-- begin Text shown --
I also realized that oil is a special beast in a class all its own. Based on actual history and current affairs, it is clear to me that oil deserves more than the Boolean treatment. At a minimum Oil needs the Civ4: Colonization treatment. It needs to be harvested like :hammers: or :food:, but should accumulate like guns, cloth or ore does in Colonization. I believe the quantification of oil resources would allow a game to mimic the effects of oil-richness that really do exist in real life. I'm thinking that the combustion tech should enable an oil slider that determines how much of the oil consumption or reliance the civilization has (helping industry & military, but causing :yuck: and global warming), the less you consume, the more you have to sell to other civs.

I'm thinking about modding BtS to make oil a more integral part of the late game. I'm not asking about how to implement any of these features, but I am asking for anyone's ideas what these changes should be. Any criticisms the ideas I listed above are welcome. Thanks in advance.
 
Ideally it would work as you described. You could harvest Oil just as you do hammers or food, but oil using units would consume that, the more units you have the more oil is consumed. It would be cool if you could stockpile it, and trade it on a per turn basis (not Boolean, but more as a given quantity, similar to how you do in Hearts of Iron 2, and also similar to how the gold per turn trading already works in civ.
 
There's a Fuel mod that deals with this. Its in the downloads.

Maybe theres another way. Count up all the things that use oil and each turn use that to determine if an oil source runs dry. In effect this is equivalent to counting stockpiles, but simpler. For example, if you have one tank moving and one jet patrolling, that's two chances in 10000. If you instead have 100 tanks, that's 100/10000. Maybe modern roads would also consume oil while increasing improvement yield. But also have an oil exploration worker build. There are additional sources of oil, but they are invisible and to see them you have to have a worker try this build on a square. After several turns you either build a well or confirm that the square has no oil.
 
One of the appeals of civ4 is infinite resources. To me at least.

Or rather, I'd love quantitative resources, but a deposit must never run empty. Say an oil well produces x oil/turn, which is added to the national stockpile. Then it is usable for tasks that consume oil. If you don't have enough in your stockpile, you cannot execute the said tasks.
-- end Text shown --
-- begin Records shown --
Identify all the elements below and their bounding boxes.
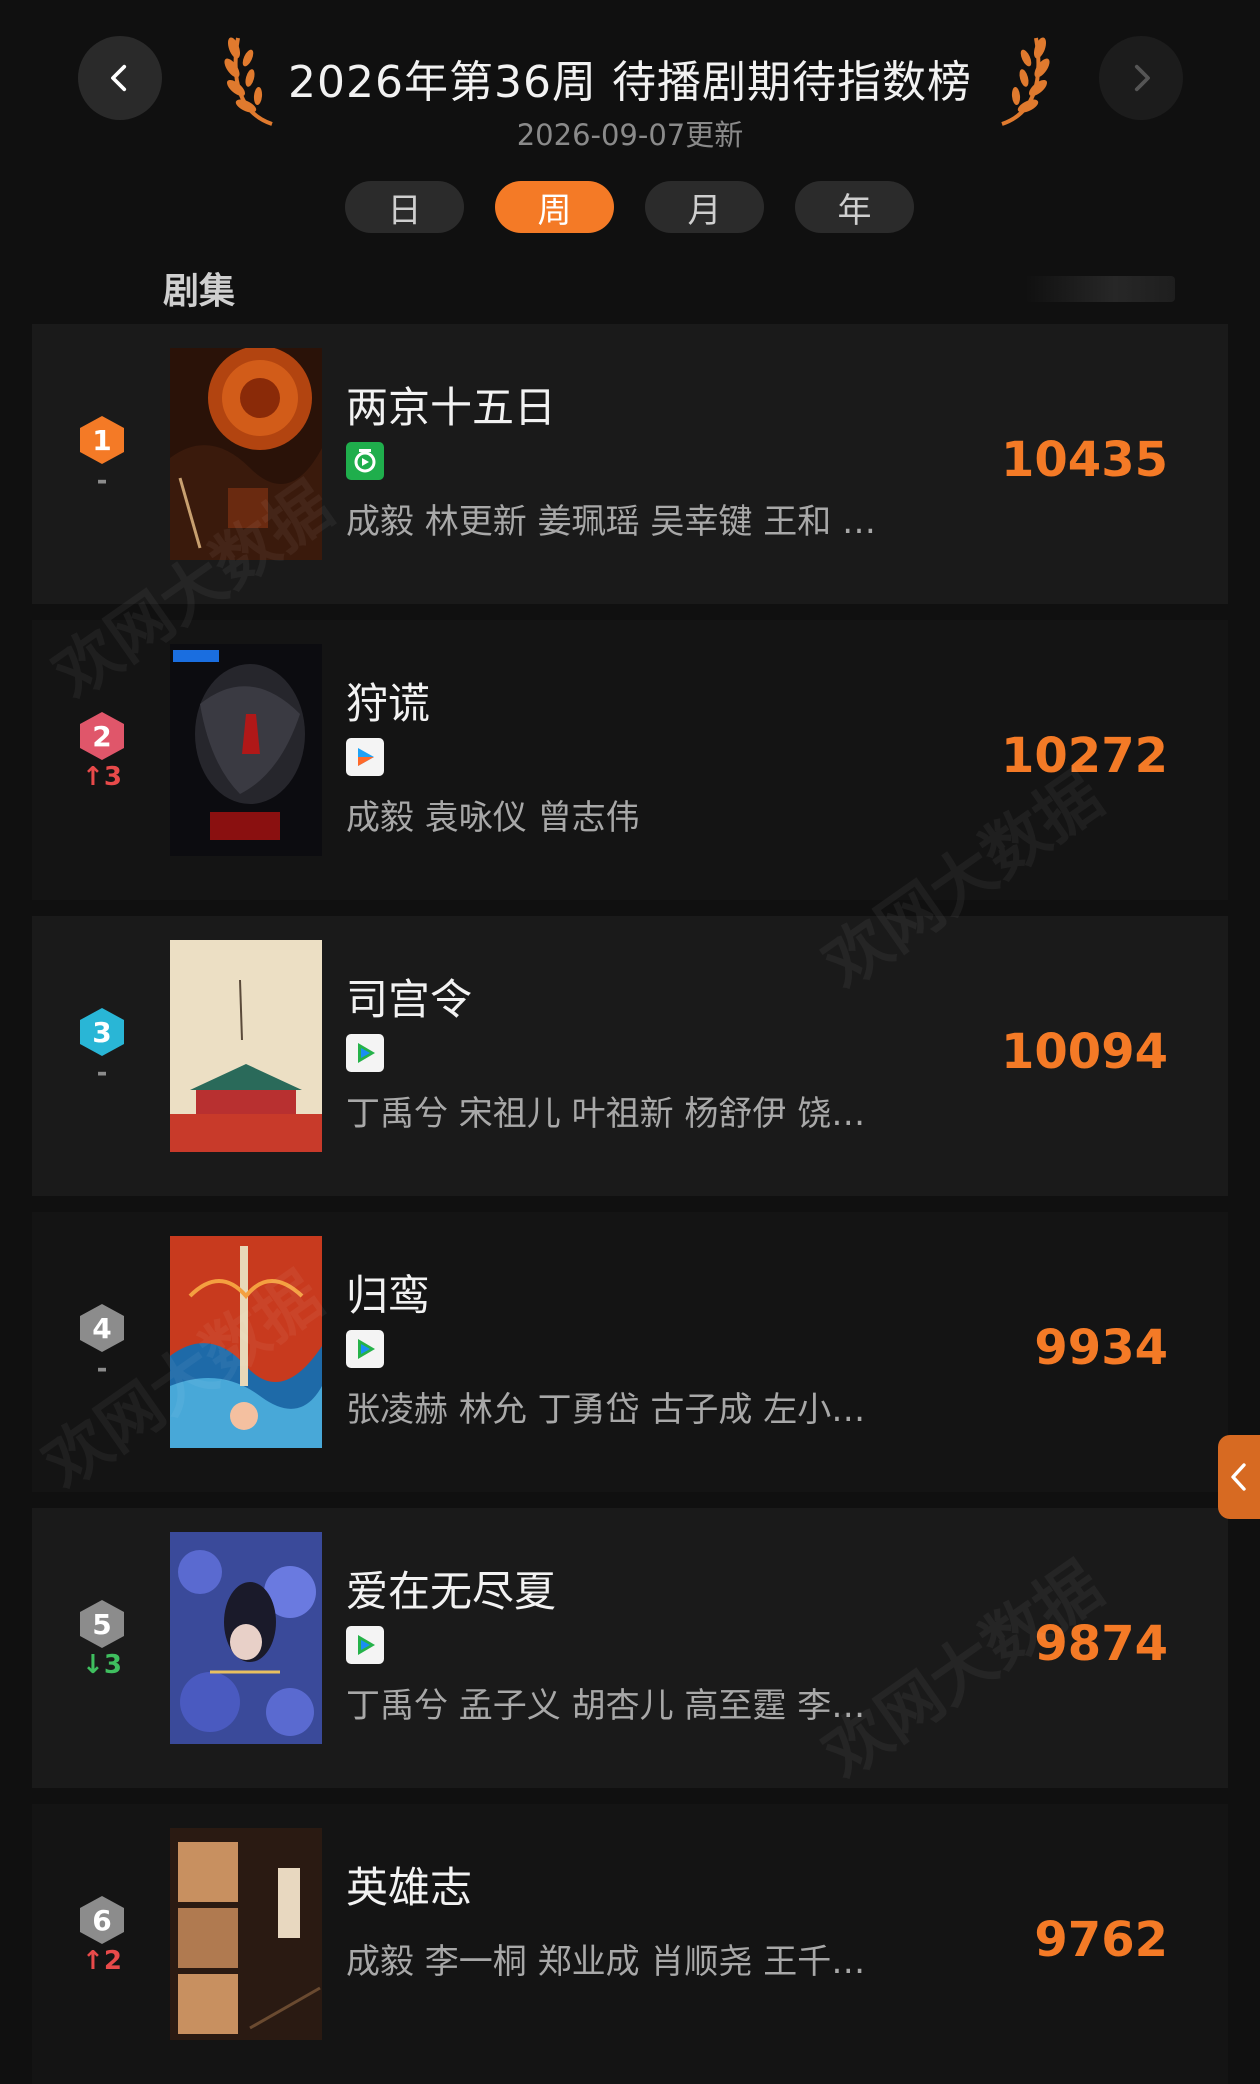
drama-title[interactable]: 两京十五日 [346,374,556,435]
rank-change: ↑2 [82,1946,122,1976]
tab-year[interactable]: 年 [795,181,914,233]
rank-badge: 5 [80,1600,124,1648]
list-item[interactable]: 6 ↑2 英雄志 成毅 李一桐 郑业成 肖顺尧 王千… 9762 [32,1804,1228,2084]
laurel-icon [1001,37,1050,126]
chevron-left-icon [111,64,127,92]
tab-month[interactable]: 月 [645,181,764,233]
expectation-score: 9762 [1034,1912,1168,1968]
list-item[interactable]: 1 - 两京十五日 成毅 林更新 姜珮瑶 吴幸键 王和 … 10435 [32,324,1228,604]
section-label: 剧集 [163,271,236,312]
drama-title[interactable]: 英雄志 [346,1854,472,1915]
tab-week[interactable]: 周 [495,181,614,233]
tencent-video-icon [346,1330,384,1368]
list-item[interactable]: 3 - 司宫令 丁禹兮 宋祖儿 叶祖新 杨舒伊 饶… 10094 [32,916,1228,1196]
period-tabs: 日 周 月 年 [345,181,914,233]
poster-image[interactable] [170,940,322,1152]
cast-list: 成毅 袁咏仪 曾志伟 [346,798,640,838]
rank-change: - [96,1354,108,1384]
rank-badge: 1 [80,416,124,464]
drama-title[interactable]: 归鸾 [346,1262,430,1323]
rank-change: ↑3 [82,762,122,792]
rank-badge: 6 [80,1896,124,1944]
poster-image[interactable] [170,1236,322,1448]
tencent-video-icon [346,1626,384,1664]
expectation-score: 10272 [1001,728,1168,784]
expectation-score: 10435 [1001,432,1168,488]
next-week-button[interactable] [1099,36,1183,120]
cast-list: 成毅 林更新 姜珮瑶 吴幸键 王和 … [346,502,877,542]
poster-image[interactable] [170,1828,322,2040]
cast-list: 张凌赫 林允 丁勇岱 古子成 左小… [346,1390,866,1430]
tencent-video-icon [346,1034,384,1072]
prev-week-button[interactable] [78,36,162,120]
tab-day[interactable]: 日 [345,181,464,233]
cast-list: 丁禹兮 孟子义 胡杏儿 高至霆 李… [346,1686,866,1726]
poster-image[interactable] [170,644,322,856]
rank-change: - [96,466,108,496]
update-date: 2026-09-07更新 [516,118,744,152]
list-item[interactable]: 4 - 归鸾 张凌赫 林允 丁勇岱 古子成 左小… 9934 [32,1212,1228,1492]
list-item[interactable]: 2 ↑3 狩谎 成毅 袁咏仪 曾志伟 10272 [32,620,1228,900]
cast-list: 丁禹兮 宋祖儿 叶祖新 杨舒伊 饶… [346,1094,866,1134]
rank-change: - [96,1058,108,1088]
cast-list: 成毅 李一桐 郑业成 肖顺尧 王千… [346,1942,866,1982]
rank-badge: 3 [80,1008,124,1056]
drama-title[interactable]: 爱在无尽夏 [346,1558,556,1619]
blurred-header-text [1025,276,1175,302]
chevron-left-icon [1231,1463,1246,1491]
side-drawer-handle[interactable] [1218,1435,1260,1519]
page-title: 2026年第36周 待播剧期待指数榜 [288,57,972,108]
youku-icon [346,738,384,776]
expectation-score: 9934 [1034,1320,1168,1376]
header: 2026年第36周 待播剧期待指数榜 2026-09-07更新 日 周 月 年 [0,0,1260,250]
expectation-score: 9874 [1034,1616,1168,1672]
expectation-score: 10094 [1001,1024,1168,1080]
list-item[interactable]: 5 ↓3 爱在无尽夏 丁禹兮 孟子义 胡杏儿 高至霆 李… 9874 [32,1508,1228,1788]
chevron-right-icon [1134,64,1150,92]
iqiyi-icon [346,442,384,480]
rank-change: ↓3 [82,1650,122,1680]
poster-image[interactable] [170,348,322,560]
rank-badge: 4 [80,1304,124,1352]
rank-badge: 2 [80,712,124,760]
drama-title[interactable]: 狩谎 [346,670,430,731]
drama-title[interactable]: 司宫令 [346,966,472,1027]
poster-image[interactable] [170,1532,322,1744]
-- end Records shown --
-- begin Records shown --
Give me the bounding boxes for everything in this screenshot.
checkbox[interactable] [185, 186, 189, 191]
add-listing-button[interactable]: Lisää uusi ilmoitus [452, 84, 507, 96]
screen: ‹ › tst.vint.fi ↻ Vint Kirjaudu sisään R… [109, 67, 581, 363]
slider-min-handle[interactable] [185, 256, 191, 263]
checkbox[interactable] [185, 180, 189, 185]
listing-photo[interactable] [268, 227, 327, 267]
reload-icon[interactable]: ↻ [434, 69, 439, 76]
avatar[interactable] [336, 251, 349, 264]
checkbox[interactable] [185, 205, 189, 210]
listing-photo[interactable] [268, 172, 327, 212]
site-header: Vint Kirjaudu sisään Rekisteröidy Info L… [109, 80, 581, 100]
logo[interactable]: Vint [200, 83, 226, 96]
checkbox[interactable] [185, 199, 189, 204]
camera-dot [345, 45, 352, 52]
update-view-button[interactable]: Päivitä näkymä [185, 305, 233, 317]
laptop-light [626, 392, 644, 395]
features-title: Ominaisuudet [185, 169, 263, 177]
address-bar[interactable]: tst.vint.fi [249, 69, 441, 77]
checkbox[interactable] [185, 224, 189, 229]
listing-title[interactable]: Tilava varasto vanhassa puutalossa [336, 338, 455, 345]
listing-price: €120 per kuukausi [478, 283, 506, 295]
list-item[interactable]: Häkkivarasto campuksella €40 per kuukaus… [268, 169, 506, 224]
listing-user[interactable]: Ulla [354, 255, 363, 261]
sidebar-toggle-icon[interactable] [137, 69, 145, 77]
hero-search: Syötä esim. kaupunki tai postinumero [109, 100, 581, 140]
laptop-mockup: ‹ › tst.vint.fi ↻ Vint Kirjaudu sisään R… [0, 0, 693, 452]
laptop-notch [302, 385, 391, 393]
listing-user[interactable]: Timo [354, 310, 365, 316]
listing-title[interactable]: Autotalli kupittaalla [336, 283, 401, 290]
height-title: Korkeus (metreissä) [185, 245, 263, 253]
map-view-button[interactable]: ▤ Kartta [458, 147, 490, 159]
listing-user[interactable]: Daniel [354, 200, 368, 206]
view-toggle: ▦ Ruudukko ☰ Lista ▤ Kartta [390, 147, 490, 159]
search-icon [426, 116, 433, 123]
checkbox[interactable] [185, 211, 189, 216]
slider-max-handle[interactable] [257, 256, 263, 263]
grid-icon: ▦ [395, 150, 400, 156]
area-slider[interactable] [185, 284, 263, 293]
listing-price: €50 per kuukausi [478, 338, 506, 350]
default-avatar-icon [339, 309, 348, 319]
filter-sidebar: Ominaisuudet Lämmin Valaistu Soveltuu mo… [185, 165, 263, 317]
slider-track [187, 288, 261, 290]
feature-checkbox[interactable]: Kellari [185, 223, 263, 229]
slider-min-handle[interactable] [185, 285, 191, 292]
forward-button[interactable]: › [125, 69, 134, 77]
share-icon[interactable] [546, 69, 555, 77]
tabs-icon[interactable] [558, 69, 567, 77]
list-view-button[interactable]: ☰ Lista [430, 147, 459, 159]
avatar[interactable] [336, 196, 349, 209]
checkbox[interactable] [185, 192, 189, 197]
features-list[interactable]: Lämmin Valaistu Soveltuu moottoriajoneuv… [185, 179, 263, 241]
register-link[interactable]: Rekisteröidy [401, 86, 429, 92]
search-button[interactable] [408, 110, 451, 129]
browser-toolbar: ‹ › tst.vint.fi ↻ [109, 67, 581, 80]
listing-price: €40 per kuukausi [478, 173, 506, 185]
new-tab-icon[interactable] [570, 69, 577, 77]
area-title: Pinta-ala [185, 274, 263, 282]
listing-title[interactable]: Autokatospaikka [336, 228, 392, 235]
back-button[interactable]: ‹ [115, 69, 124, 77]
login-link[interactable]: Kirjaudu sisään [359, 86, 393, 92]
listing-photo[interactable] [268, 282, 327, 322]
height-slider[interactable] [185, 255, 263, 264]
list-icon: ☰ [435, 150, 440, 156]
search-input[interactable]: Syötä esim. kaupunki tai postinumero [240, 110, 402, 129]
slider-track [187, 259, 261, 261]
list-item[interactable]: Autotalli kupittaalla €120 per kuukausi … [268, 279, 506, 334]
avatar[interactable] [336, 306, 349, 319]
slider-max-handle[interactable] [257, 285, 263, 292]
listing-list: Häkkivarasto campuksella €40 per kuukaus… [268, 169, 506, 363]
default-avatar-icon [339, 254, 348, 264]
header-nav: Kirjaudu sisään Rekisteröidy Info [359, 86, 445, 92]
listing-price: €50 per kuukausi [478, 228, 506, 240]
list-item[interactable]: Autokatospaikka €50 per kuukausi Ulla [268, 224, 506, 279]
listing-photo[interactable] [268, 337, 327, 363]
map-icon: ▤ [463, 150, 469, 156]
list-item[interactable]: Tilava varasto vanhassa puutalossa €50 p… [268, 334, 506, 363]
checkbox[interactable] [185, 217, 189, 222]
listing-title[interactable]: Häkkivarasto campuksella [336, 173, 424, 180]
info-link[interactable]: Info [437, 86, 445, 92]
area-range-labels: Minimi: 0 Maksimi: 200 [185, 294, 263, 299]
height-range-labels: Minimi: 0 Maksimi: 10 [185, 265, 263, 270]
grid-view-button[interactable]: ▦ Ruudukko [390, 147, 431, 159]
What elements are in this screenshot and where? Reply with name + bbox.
-- end Records shown --
#### [Actions to take]
a - Name the goods that, according to the forum discussion about oil, accumulate in Colonization.
b - Convert the lines of the second listing into a numbered list, from the line holding "Give me the" through the line holding "listing-user[interactable]: Ulla [354, 255, 363, 261]", inclusive.

#### [Solutions for each task]
a - guns, cloth, ore

b -
1. Give me the bounding boxes for everything in this screenshot.
2. checkbox[interactable] [185, 186, 189, 191]
3. add-listing-button[interactable]: Lisää uusi ilmoitus [452, 84, 507, 96]
4. screen: ‹ › tst.vint.fi ↻ Vint Kirjaudu sisään R… [109, 67, 581, 363]
5. slider-min-handle[interactable] [185, 256, 191, 263]
6. checkbox[interactable] [185, 180, 189, 185]
7. listing-photo[interactable] [268, 227, 327, 267]
8. reload-icon[interactable]: ↻ [434, 69, 439, 76]
9. avatar[interactable] [336, 251, 349, 264]
10. checkbox[interactable] [185, 205, 189, 210]
11. listing-photo[interactable] [268, 172, 327, 212]
12. site-header: Vint Kirjaudu sisään Rekisteröidy Info L… [109, 80, 581, 100]
13. logo[interactable]: Vint [200, 83, 226, 96]
14. checkbox[interactable] [185, 199, 189, 204]
15. camera-dot [345, 45, 352, 52]
16. update-view-button[interactable]: Päivitä näkymä [185, 305, 233, 317]
17. laptop-light [626, 392, 644, 395]
18. features-title: Ominaisuudet [185, 169, 263, 177]
19. address-bar[interactable]: tst.vint.fi [249, 69, 441, 77]
20. checkbox[interactable] [185, 224, 189, 229]
21. listing-title[interactable]: Tilava varasto vanhassa puutalossa [336, 338, 455, 345]
22. listing-price: €120 per kuukausi [478, 283, 506, 295]
23. list-item[interactable]: Häkkivarasto campuksella €40 per kuukaus… [268, 169, 506, 224]
24. listing-user[interactable]: Ulla [354, 255, 363, 261]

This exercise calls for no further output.